All the data below goes into the copy word for word, but the pictures don't.

==================================================

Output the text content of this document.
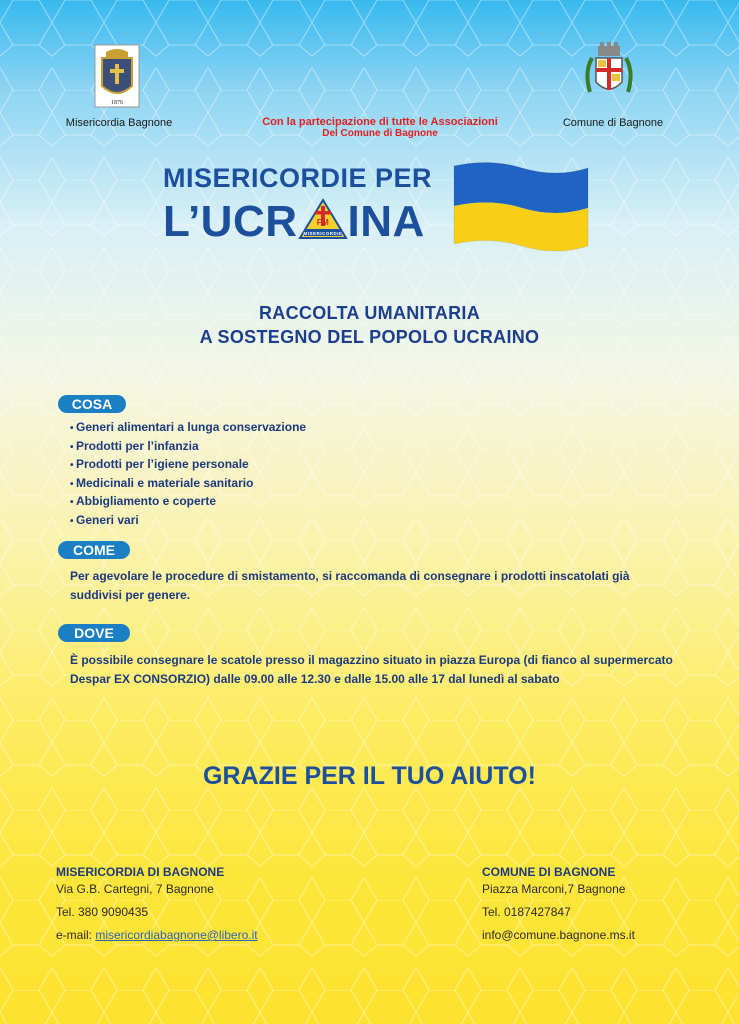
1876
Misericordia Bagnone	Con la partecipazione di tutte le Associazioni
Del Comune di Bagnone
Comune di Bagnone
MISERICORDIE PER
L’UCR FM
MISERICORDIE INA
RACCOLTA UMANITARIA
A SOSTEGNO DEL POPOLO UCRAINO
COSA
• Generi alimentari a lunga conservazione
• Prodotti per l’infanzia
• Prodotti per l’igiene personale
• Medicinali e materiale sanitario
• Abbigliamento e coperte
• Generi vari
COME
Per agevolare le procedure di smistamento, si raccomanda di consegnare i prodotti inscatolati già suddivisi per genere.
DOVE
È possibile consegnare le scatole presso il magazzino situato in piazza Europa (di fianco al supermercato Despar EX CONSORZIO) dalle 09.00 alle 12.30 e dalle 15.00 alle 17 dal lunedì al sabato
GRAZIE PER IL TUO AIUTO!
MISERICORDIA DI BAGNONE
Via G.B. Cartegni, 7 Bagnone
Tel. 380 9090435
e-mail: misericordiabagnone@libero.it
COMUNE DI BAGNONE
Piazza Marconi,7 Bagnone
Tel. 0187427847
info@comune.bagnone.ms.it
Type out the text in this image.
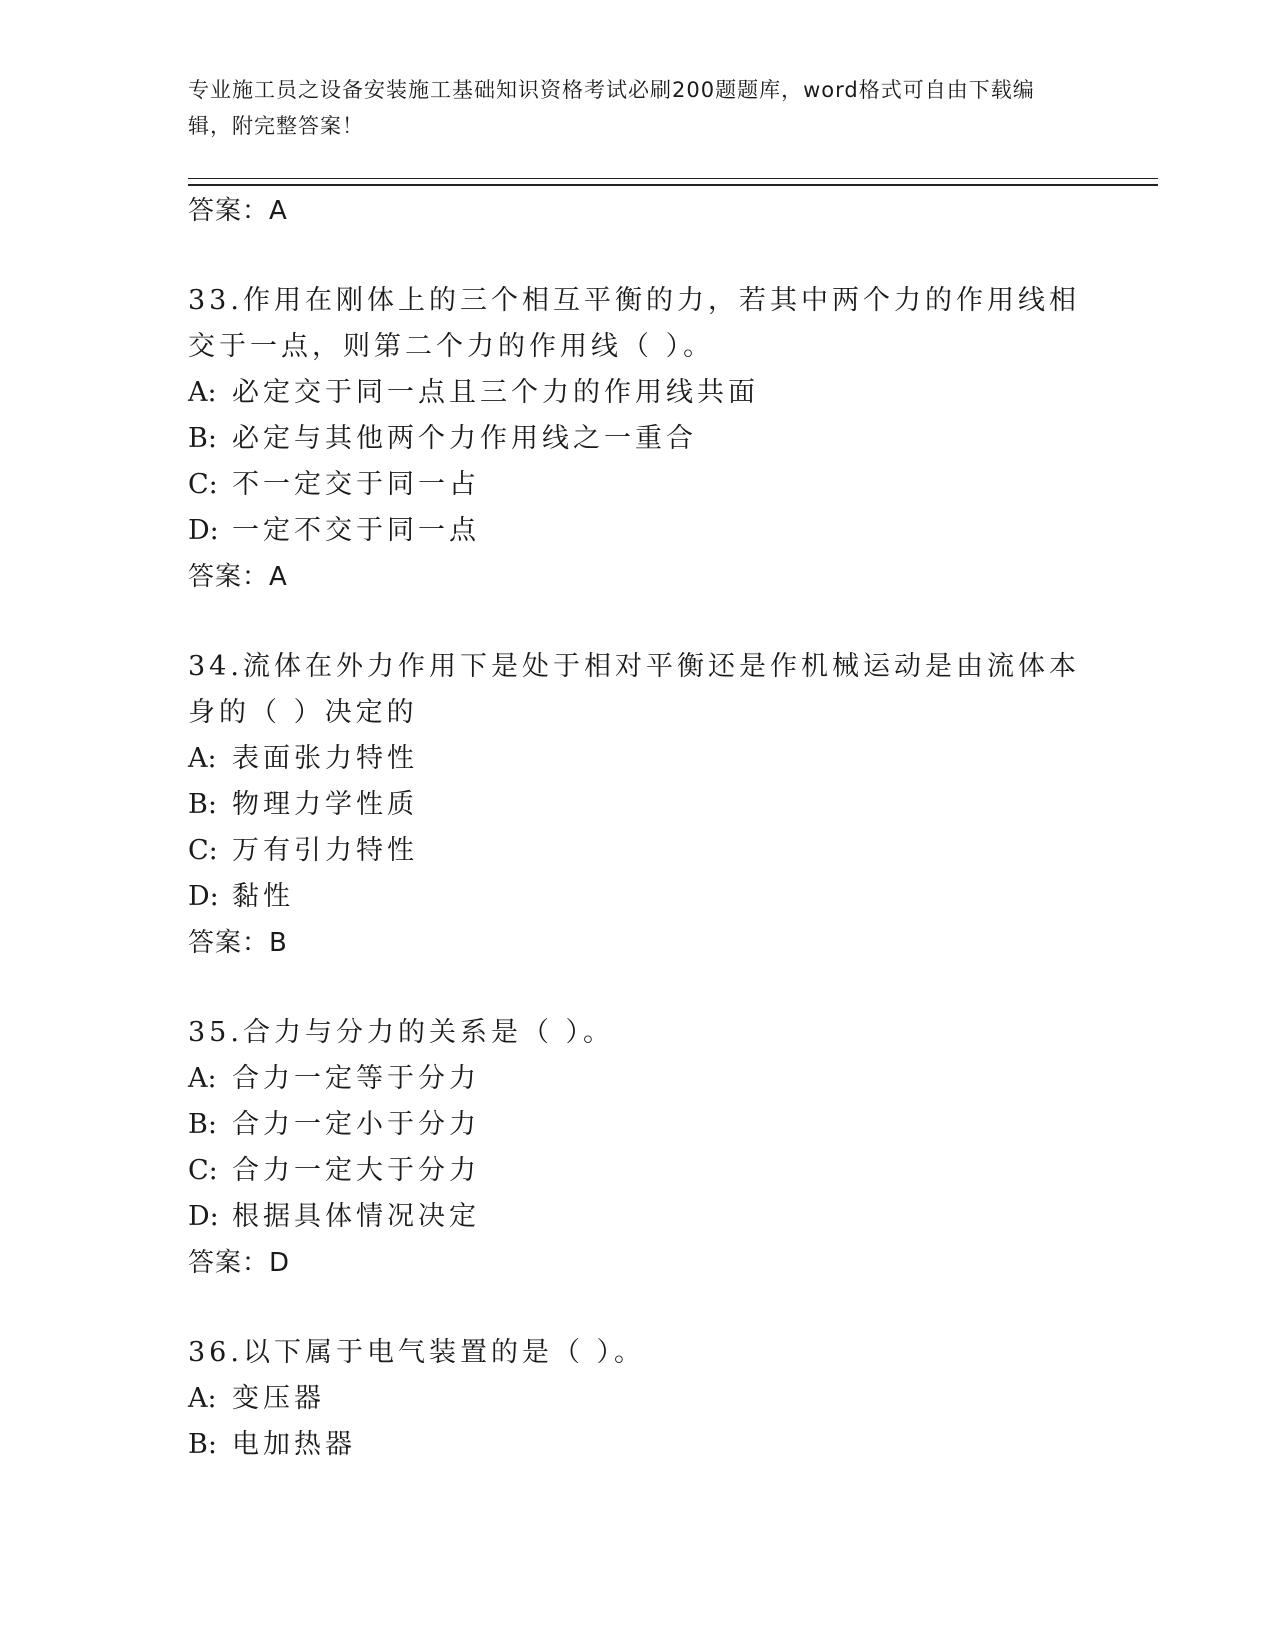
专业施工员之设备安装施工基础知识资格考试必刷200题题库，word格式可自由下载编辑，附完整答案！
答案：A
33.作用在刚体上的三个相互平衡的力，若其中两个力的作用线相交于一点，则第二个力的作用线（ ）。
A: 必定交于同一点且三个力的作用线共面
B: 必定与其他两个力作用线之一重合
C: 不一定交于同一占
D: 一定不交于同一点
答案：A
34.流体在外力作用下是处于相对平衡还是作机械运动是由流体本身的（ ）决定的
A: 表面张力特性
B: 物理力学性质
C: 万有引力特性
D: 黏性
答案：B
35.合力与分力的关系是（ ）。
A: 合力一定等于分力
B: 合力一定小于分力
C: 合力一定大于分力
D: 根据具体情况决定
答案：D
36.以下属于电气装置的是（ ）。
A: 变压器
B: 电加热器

==================================================

Complete response:
Output the text content of this document.
1876
Misericordia Bagnone	Con la partecipazione di tutte le Associazioni
Del Comune di Bagnone
Comune di Bagnone
MISERICORDIE PER
L’UCR FM
MISERICORDIE INA
RACCOLTA UMANITARIA
A SOSTEGNO DEL POPOLO UCRAINO
COSA
• Generi alimentari a lunga conservazione
• Prodotti per l’infanzia
• Prodotti per l’igiene personale
• Medicinali e materiale sanitario
• Abbigliamento e coperte
• Generi vari
COME
Per agevolare le procedure di smistamento, si raccomanda di consegnare i prodotti inscatolati già suddivisi per genere.
DOVE
È possibile consegnare le scatole presso il magazzino situato in piazza Europa (di fianco al supermercato Despar EX CONSORZIO) dalle 09.00 alle 12.30 e dalle 15.00 alle 17 dal lunedì al sabato
GRAZIE PER IL TUO AIUTO!
MISERICORDIA DI BAGNONE
Via G.B. Cartegni, 7 Bagnone
Tel. 380 9090435
e-mail: misericordiabagnone@libero.it
COMUNE DI BAGNONE
Piazza Marconi,7 Bagnone
Tel. 0187427847
info@comune.bagnone.ms.it
Type out the text in this image.
专业施工员之设备安装施工基础知识资格考试必刷200题题库，word格式可自由下载编辑，附完整答案！
答案：A
33.作用在刚体上的三个相互平衡的力，若其中两个力的作用线相交于一点，则第二个力的作用线（ ）。
A: 必定交于同一点且三个力的作用线共面
B: 必定与其他两个力作用线之一重合
C: 不一定交于同一占
D: 一定不交于同一点
答案：A
34.流体在外力作用下是处于相对平衡还是作机械运动是由流体本身的（ ）决定的
A: 表面张力特性
B: 物理力学性质
C: 万有引力特性
D: 黏性
答案：B
35.合力与分力的关系是（ ）。
A: 合力一定等于分力
B: 合力一定小于分力
C: 合力一定大于分力
D: 根据具体情况决定
答案：D
36.以下属于电气装置的是（ ）。
A: 变压器
B: 电加热器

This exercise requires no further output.